_What to produce:_
Each entry should be quoted word for word, including every mark of punctuation.

[Items from a figure collection]
########################################

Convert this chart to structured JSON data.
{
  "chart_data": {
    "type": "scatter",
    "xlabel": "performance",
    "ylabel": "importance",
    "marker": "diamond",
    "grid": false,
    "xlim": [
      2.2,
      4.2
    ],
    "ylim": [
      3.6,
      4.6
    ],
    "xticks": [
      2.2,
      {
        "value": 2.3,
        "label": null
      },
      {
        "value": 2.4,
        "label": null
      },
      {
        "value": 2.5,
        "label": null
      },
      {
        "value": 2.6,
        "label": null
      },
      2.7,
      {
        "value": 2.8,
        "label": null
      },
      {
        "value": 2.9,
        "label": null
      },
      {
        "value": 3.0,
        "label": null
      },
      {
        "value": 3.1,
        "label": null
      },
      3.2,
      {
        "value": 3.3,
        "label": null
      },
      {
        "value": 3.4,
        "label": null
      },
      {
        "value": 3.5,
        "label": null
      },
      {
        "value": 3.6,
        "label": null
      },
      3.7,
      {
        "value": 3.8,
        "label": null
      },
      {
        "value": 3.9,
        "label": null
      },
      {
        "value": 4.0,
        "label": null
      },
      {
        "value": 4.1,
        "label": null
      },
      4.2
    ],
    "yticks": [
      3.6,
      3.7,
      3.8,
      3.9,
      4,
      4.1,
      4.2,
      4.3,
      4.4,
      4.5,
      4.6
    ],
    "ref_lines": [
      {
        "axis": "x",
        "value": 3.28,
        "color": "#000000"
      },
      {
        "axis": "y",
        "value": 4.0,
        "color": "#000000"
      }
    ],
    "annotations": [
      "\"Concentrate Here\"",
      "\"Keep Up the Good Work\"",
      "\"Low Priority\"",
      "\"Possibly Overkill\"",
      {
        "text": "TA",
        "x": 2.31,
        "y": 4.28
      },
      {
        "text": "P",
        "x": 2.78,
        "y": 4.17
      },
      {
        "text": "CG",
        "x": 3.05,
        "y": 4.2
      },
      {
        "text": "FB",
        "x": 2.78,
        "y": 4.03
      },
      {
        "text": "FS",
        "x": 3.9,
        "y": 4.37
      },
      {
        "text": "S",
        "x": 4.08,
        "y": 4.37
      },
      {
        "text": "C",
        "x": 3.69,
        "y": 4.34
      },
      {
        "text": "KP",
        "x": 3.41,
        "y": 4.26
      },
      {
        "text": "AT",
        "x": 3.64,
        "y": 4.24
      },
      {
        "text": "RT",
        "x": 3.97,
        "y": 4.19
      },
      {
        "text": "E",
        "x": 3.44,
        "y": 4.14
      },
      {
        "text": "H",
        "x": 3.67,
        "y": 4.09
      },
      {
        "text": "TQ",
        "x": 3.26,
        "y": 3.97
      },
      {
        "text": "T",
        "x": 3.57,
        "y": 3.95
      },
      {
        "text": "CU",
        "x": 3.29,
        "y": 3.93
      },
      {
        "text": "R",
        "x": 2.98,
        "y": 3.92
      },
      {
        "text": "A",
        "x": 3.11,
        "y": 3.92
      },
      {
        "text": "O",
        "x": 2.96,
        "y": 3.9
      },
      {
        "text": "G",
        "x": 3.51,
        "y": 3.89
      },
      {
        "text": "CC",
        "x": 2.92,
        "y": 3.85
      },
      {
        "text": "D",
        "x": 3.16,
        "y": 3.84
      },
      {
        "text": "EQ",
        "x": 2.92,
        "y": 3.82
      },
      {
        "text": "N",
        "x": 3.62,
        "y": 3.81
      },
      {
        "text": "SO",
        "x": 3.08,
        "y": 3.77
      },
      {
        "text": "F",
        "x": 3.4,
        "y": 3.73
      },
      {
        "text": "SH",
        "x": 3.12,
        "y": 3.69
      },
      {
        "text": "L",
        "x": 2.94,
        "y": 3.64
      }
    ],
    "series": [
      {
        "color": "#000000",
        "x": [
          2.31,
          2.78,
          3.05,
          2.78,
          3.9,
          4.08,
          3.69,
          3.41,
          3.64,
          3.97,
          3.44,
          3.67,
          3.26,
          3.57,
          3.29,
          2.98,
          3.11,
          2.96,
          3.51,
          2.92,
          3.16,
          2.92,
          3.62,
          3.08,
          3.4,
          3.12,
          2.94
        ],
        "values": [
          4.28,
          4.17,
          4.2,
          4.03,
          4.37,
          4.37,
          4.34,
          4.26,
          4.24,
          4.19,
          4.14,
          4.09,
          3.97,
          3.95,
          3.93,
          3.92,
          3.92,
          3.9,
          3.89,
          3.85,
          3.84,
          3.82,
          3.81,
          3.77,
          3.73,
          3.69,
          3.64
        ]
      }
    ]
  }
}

########################################

_Written answer:_
Convert this chart to structured JSON data.
{
  "chart_data": {
    "type": "scatter",
    "xlabel": "performance",
    "ylabel": "importance",
    "marker": "diamond",
    "grid": false,
    "xlim": [
      2.2,
      4.2
    ],
    "ylim": [
      3.6,
      4.6
    ],
    "xticks": [
      2.2,
      {
        "value": 2.3,
        "label": null
      },
      {
        "value": 2.4,
        "label": null
      },
      {
        "value": 2.5,
        "label": null
      },
      {
        "value": 2.6,
        "label": null
      },
      2.7,
      {
        "value": 2.8,
        "label": null
      },
      {
        "value": 2.9,
        "label": null
      },
      {
        "value": 3.0,
        "label": null
      },
      {
        "value": 3.1,
        "label": null
      },
      3.2,
      {
        "value": 3.3,
        "label": null
      },
      {
        "value": 3.4,
        "label": null
      },
      {
        "value": 3.5,
        "label": null
      },
      {
        "value": 3.6,
        "label": null
      },
      3.7,
      {
        "value": 3.8,
        "label": null
      },
      {
        "value": 3.9,
        "label": null
      },
      {
        "value": 4.0,
        "label": null
      },
      {
        "value": 4.1,
        "label": null
      },
      4.2
    ],
    "yticks": [
      3.6,
      3.7,
      3.8,
      3.9,
      4,
      4.1,
      4.2,
      4.3,
      4.4,
      4.5,
      4.6
    ],
    "ref_lines": [
      {
        "axis": "x",
        "value": 3.28,
        "color": "#000000"
      },
      {
        "axis": "y",
        "value": 4.0,
        "color": "#000000"
      }
    ],
    "annotations": [
      "\"Concentrate Here\"",
      "\"Keep Up the Good Work\"",
      "\"Low Priority\"",
      "\"Possibly Overkill\"",
      {
        "text": "TA",
        "x": 2.31,
        "y": 4.28
      },
      {
        "text": "P",
        "x": 2.78,
        "y": 4.17
      },
      {
        "text": "CG",
        "x": 3.05,
        "y": 4.2
      },
      {
        "text": "FB",
        "x": 2.78,
        "y": 4.03
      },
      {
        "text": "FS",
        "x": 3.9,
        "y": 4.37
      },
      {
        "text": "S",
        "x": 4.08,
        "y": 4.37
      },
      {
        "text": "C",
        "x": 3.69,
        "y": 4.34
      },
      {
        "text": "KP",
        "x": 3.41,
        "y": 4.26
      },
      {
        "text": "AT",
        "x": 3.64,
        "y": 4.24
      },
      {
        "text": "RT",
        "x": 3.97,
        "y": 4.19
      },
      {
        "text": "E",
        "x": 3.44,
        "y": 4.14
      },
      {
        "text": "H",
        "x": 3.67,
        "y": 4.09
      },
      {
        "text": "TQ",
        "x": 3.26,
        "y": 3.97
      },
      {
        "text": "T",
        "x": 3.57,
        "y": 3.95
      },
      {
        "text": "CU",
        "x": 3.29,
        "y": 3.93
      },
      {
        "text": "R",
        "x": 2.98,
        "y": 3.92
      },
      {
        "text": "A",
        "x": 3.11,
        "y": 3.92
      },
      {
        "text": "O",
        "x": 2.96,
        "y": 3.9
      },
      {
        "text": "G",
        "x": 3.51,
        "y": 3.89
      },
      {
        "text": "CC",
        "x": 2.92,
        "y": 3.85
      },
      {
        "text": "D",
        "x": 3.16,
        "y": 3.84
      },
      {
        "text": "EQ",
        "x": 2.92,
        "y": 3.82
      },
      {
        "text": "N",
        "x": 3.62,
        "y": 3.81
      },
      {
        "text": "SO",
        "x": 3.08,
        "y": 3.77
      },
      {
        "text": "F",
        "x": 3.4,
        "y": 3.73
      },
      {
        "text": "SH",
        "x": 3.12,
        "y": 3.69
      },
      {
        "text": "L",
        "x": 2.94,
        "y": 3.64
      }
    ],
    "series": [
      {
        "color": "#000000",
        "x": [
          2.31,
          2.78,
          3.05,
          2.78,
          3.9,
          4.08,
          3.69,
          3.41,
          3.64,
          3.97,
          3.44,
          3.67,
          3.26,
          3.57,
          3.29,
          2.98,
          3.11,
          2.96,
          3.51,
          2.92,
          3.16,
          2.92,
          3.62,
          3.08,
          3.4,
          3.12,
          2.94
        ],
        "values": [
          4.28,
          4.17,
          4.2,
          4.03,
          4.37,
          4.37,
          4.34,
          4.26,
          4.24,
          4.19,
          4.14,
          4.09,
          3.97,
          3.95,
          3.93,
          3.92,
          3.92,
          3.9,
          3.89,
          3.85,
          3.84,
          3.82,
          3.81,
          3.77,
          3.73,
          3.69,
          3.64
        ]
      }
    ]
  }
}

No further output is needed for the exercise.